Exact reproduction is required for all entries.

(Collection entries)
::::

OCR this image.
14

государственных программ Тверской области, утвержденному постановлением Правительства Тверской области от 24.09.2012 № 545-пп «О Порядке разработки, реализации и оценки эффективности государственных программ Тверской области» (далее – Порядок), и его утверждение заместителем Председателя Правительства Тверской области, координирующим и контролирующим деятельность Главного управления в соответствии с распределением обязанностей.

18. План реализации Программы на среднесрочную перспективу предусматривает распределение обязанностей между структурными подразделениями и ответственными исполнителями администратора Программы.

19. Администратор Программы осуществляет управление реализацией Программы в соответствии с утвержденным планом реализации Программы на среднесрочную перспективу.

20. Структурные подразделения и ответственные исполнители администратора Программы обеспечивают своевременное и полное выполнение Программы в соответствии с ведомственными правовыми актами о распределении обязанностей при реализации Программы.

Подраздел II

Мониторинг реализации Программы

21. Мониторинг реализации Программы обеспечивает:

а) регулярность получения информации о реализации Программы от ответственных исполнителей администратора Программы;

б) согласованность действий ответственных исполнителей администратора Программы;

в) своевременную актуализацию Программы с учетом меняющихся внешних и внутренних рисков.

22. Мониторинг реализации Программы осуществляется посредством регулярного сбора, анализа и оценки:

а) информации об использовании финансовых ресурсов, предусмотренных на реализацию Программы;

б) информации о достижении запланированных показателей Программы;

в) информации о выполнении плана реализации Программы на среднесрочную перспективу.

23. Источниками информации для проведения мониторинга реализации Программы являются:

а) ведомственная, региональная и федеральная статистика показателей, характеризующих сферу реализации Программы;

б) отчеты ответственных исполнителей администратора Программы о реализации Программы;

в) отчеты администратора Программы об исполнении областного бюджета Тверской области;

::::

= The reply =
OCR this image.
14

государственных программ Тверской области, утвержденному постановлением Правительства Тверской области от 24.09.2012 № 545-пп «О Порядке разработки, реализации и оценки эффективности государственных программ Тверской области» (далее – Порядок), и его утверждение заместителем Председателя Правительства Тверской области, координирующим и контролирующим деятельность Главного управления в соответствии с распределением обязанностей.

18. План реализации Программы на среднесрочную перспективу предусматривает распределение обязанностей между структурными подразделениями и ответственными исполнителями администратора Программы.

19. Администратор Программы осуществляет управление реализацией Программы в соответствии с утвержденным планом реализации Программы на среднесрочную перспективу.

20. Структурные подразделения и ответственные исполнители администратора Программы обеспечивают своевременное и полное выполнение Программы в соответствии с ведомственными правовыми актами о распределении обязанностей при реализации Программы.

Подраздел II

Мониторинг реализации Программы

21. Мониторинг реализации Программы обеспечивает:

а) регулярность получения информации о реализации Программы от ответственных исполнителей администратора Программы;

б) согласованность действий ответственных исполнителей администратора Программы;

в) своевременную актуализацию Программы с учетом меняющихся внешних и внутренних рисков.

22. Мониторинг реализации Программы осуществляется посредством регулярного сбора, анализа и оценки:

а) информации об использовании финансовых ресурсов, предусмотренных на реализацию Программы;

б) информации о достижении запланированных показателей Программы;

в) информации о выполнении плана реализации Программы на среднесрочную перспективу.

23. Источниками информации для проведения мониторинга реализации Программы являются:

а) ведомственная, региональная и федеральная статистика показателей, характеризующих сферу реализации Программы;

б) отчеты ответственных исполнителей администратора Программы о реализации Программы;

в) отчеты администратора Программы об исполнении областного бюджета Тверской области;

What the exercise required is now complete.